### Supplied records

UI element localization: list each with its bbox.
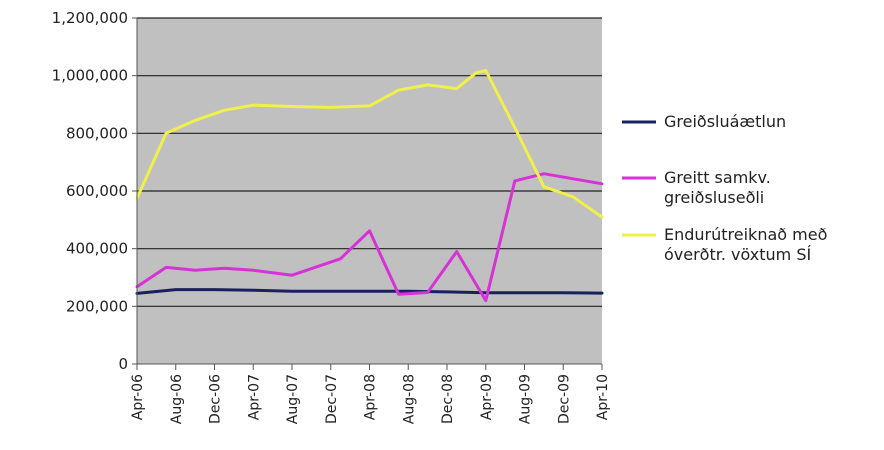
- legend-label-1: Greiðsluáætlun: [664, 112, 786, 131]
- y-tick-label: 0: [118, 355, 128, 373]
- x-tick-label: Apr-10: [595, 374, 611, 420]
- x-tick-label: Apr-06: [130, 374, 146, 420]
- y-tick-label: 800,000: [66, 124, 128, 142]
- legend-label-3: óverðtr. vöxtum SÍ: [664, 245, 812, 264]
- x-tick-label: Dec-06: [208, 374, 224, 424]
- legend-label-2: greiðsluseðli: [664, 188, 764, 207]
- x-tick-label: Aug-07: [285, 374, 301, 424]
- y-tick-label: 1,200,000: [52, 9, 128, 27]
- y-tick-label: 1,000,000: [52, 67, 128, 85]
- legend-label-2: Greitt samkv.: [664, 168, 771, 187]
- x-tick-label: Aug-06: [169, 374, 185, 424]
- series-line-2: [135, 172, 604, 303]
- legend-label-3: Endurútreiknað með: [664, 225, 827, 244]
- x-tick-label: Aug-08: [401, 374, 417, 424]
- x-tick-label: Dec-09: [556, 374, 572, 424]
- x-tick-labels: Apr-06 Aug-06 Dec-06 Apr-07 Aug-07 Dec-07 Apr-…: [130, 364, 611, 424]
- x-tick-label: Apr-07: [246, 374, 262, 420]
- series-line-3: [135, 69, 604, 219]
- series-lines: [135, 69, 604, 303]
- y-tick-label: 200,000: [66, 297, 128, 315]
- x-tick-label: Dec-07: [324, 374, 340, 424]
- y-tick-label: 600,000: [66, 182, 128, 200]
- x-tick-label: Dec-08: [440, 374, 456, 424]
- gridlines: [137, 17, 602, 307]
- y-tick-label: 400,000: [66, 240, 128, 258]
- x-tick-label: Apr-08: [363, 374, 379, 420]
- series-line-1: [135, 288, 604, 295]
- x-tick-label: Aug-09: [518, 374, 534, 424]
- legend: Greiðsluáætlun Greitt samkv.greiðsluseðli…: [622, 112, 827, 264]
- x-tick-label: Apr-09: [479, 374, 495, 420]
- y-tick-labels: 0 200,000 400,000 600,000 800,000 1,000,000 1,…: [52, 9, 137, 373]
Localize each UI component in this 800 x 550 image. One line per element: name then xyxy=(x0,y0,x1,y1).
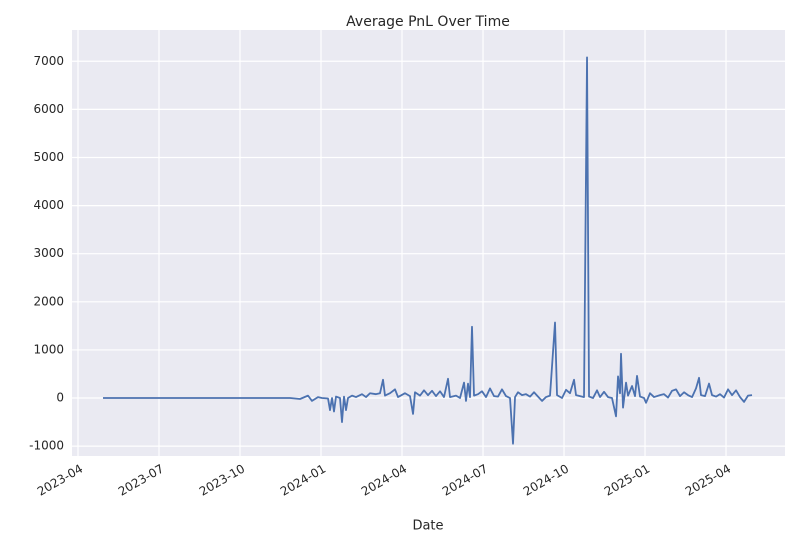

######

> What to work on: Format every line of the records above as a Markdown table with a "No." column for the row number and a "Line" column for the line itself. Skip blank lines and leave out the pictures.

> Correct response:
| No. | Line |
|---|---|
| 1 | UI element localization: list each with its bbox. |
| 2 | - legend-label-1: Greiðsluáætlun: [664, 112, 786, 131] |
| 3 | - y-tick-label: 0: [118, 355, 128, 373] |
| 4 | - x-tick-label: Apr-10: [595, 374, 611, 420] |
| 5 | - x-tick-label: Apr-06: [130, 374, 146, 420] |
| 6 | - y-tick-label: 800,000: [66, 124, 128, 142] |
| 7 | - legend-label-3: óverðtr. vöxtum SÍ: [664, 245, 812, 264] |
| 8 | - x-tick-label: Dec-06: [208, 374, 224, 424] |
| 9 | - legend-label-2: greiðsluseðli: [664, 188, 764, 207] |
| 10 | - x-tick-label: Aug-07: [285, 374, 301, 424] |
| 11 | - y-tick-label: 1,200,000: [52, 9, 128, 27] |
| 12 | - y-tick-label: 1,000,000: [52, 67, 128, 85] |
| 13 | - legend-label-2: Greitt samkv.: [664, 168, 771, 187] |
| 14 | - x-tick-label: Aug-06: [169, 374, 185, 424] |
| 15 | - series-line-2: [135, 172, 604, 303] |
| 16 | - legend-label-3: Endurútreiknað með: [664, 225, 827, 244] |
| 17 | - x-tick-label: Aug-08: [401, 374, 417, 424] |
| 18 | - x-tick-label: Dec-09: [556, 374, 572, 424] |
| 19 | - x-tick-labels: Apr-06 Aug-06 Dec-06 Apr-07 Aug-07 Dec-07 Apr-…: [130, 364, 611, 424] |
| 20 | - x-tick-label: Apr-07: [246, 374, 262, 420] |
| 21 | - series-line-3: [135, 69, 604, 219] |
| 22 | - series-lines: [135, 69, 604, 303] |
| 23 | - y-tick-label: 200,000: [66, 297, 128, 315] |
| 24 | - x-tick-label: Dec-07: [324, 374, 340, 424] |
| 25 | - y-tick-label: 600,000: [66, 182, 128, 200] |
| 26 | - x-tick-label: Dec-08: [440, 374, 456, 424] |
| 27 | - gridlines: [137, 17, 602, 307] |
| 28 | - y-tick-label: 400,000: [66, 240, 128, 258] |
| 29 | - x-tick-label: Apr-08: [363, 374, 379, 420] |
| 30 | - series-line-1: [135, 288, 604, 295] |
| 31 | - x-tick-label: Aug-09: [518, 374, 534, 424] |
| 32 | - legend: Greiðsluáætlun Greitt samkv.greiðsluseðli…: [622, 112, 827, 264] |
| 33 | - x-tick-label: Apr-09: [479, 374, 495, 420] |
| 34 | - y-tick-labels: 0 200,000 400,000 600,000 800,000 1,000,000 1,…: [52, 9, 137, 373] |
| 35 | Localize each UI component in this 800 x 550 image. One line per element: name then xyxy=(x0,y0,x1,y1). |